(begin)

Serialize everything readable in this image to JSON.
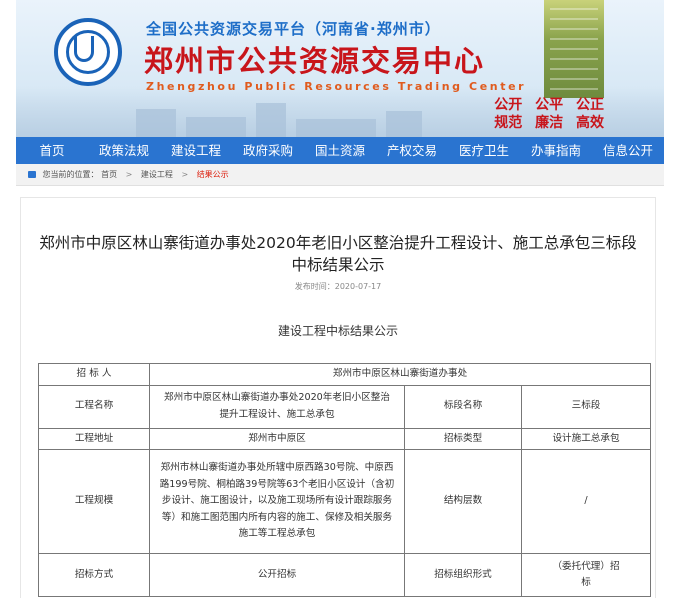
{
  "header": {
    "subtitle": "全国公共资源交易平台（河南省·郑州市）",
    "title": "郑州市公共资源交易中心",
    "en_title": "Zhengzhou Public Resources Trading Center",
    "slogan": [
      "公开",
      "公平",
      "公正",
      "规范",
      "廉洁",
      "高效"
    ],
    "logo_icon": "logo-icon"
  },
  "nav": {
    "items": [
      "首页",
      "政策法规",
      "建设工程",
      "政府采购",
      "国土资源",
      "产权交易",
      "医疗卫生",
      "办事指南",
      "信息公开"
    ]
  },
  "breadcrumb": {
    "prefix": "您当前的位置：",
    "items": [
      "首页",
      "建设工程",
      "结果公示"
    ]
  },
  "article": {
    "title": "郑州市中原区林山寨街道办事处2020年老旧小区整治提升工程设计、施工总承包三标段中标结果公示",
    "date": "发布时间：2020-07-17",
    "section_title": "建设工程中标结果公示",
    "table": {
      "row1": {
        "label": "招 标 人",
        "value": "郑州市中原区林山寨街道办事处"
      },
      "row2": {
        "label": "工程名称",
        "value": "郑州市中原区林山寨街道办事处2020年老旧小区整治提升工程设计、施工总承包",
        "label2": "标段名称",
        "value2": "三标段"
      },
      "row3": {
        "label": "工程地址",
        "value": "郑州市中原区",
        "label2": "招标类型",
        "value2": "设计施工总承包"
      },
      "row4": {
        "label": "工程规模",
        "value": "郑州市林山寨街道办事处所辖中原西路30号院、中原西路199号院、桐柏路39号院等63个老旧小区设计（含初步设计、施工图设计，以及施工现场所有设计跟踪服务等）和施工图范围内所有内容的施工、保修及相关服务施工等工程总承包",
        "label2": "结构层数",
        "value2": "/"
      },
      "row5": {
        "label": "招标方式",
        "value": "公开招标",
        "label2": "招标组织形式",
        "value2": "（委托代理）招标"
      }
    }
  }
}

(end)

### [Written exercise]
Every record above must be given again exactly; drop the pictures.

### [Output of the exercise]
Serialize everything readable in this image to JSON.
{
  "header": {
    "subtitle": "全国公共资源交易平台（河南省·郑州市）",
    "title": "郑州市公共资源交易中心",
    "en_title": "Zhengzhou Public Resources Trading Center",
    "slogan": [
      "公开",
      "公平",
      "公正",
      "规范",
      "廉洁",
      "高效"
    ],
    "logo_icon": "logo-icon"
  },
  "nav": {
    "items": [
      "首页",
      "政策法规",
      "建设工程",
      "政府采购",
      "国土资源",
      "产权交易",
      "医疗卫生",
      "办事指南",
      "信息公开"
    ]
  },
  "breadcrumb": {
    "prefix": "您当前的位置：",
    "items": [
      "首页",
      "建设工程",
      "结果公示"
    ]
  },
  "article": {
    "title": "郑州市中原区林山寨街道办事处2020年老旧小区整治提升工程设计、施工总承包三标段中标结果公示",
    "date": "发布时间：2020-07-17",
    "section_title": "建设工程中标结果公示",
    "table": {
      "row1": {
        "label": "招 标 人",
        "value": "郑州市中原区林山寨街道办事处"
      },
      "row2": {
        "label": "工程名称",
        "value": "郑州市中原区林山寨街道办事处2020年老旧小区整治提升工程设计、施工总承包",
        "label2": "标段名称",
        "value2": "三标段"
      },
      "row3": {
        "label": "工程地址",
        "value": "郑州市中原区",
        "label2": "招标类型",
        "value2": "设计施工总承包"
      },
      "row4": {
        "label": "工程规模",
        "value": "郑州市林山寨街道办事处所辖中原西路30号院、中原西路199号院、桐柏路39号院等63个老旧小区设计（含初步设计、施工图设计，以及施工现场所有设计跟踪服务等）和施工图范围内所有内容的施工、保修及相关服务施工等工程总承包",
        "label2": "结构层数",
        "value2": "/"
      },
      "row5": {
        "label": "招标方式",
        "value": "公开招标",
        "label2": "招标组织形式",
        "value2": "（委托代理）招标"
      }
    }
  }
}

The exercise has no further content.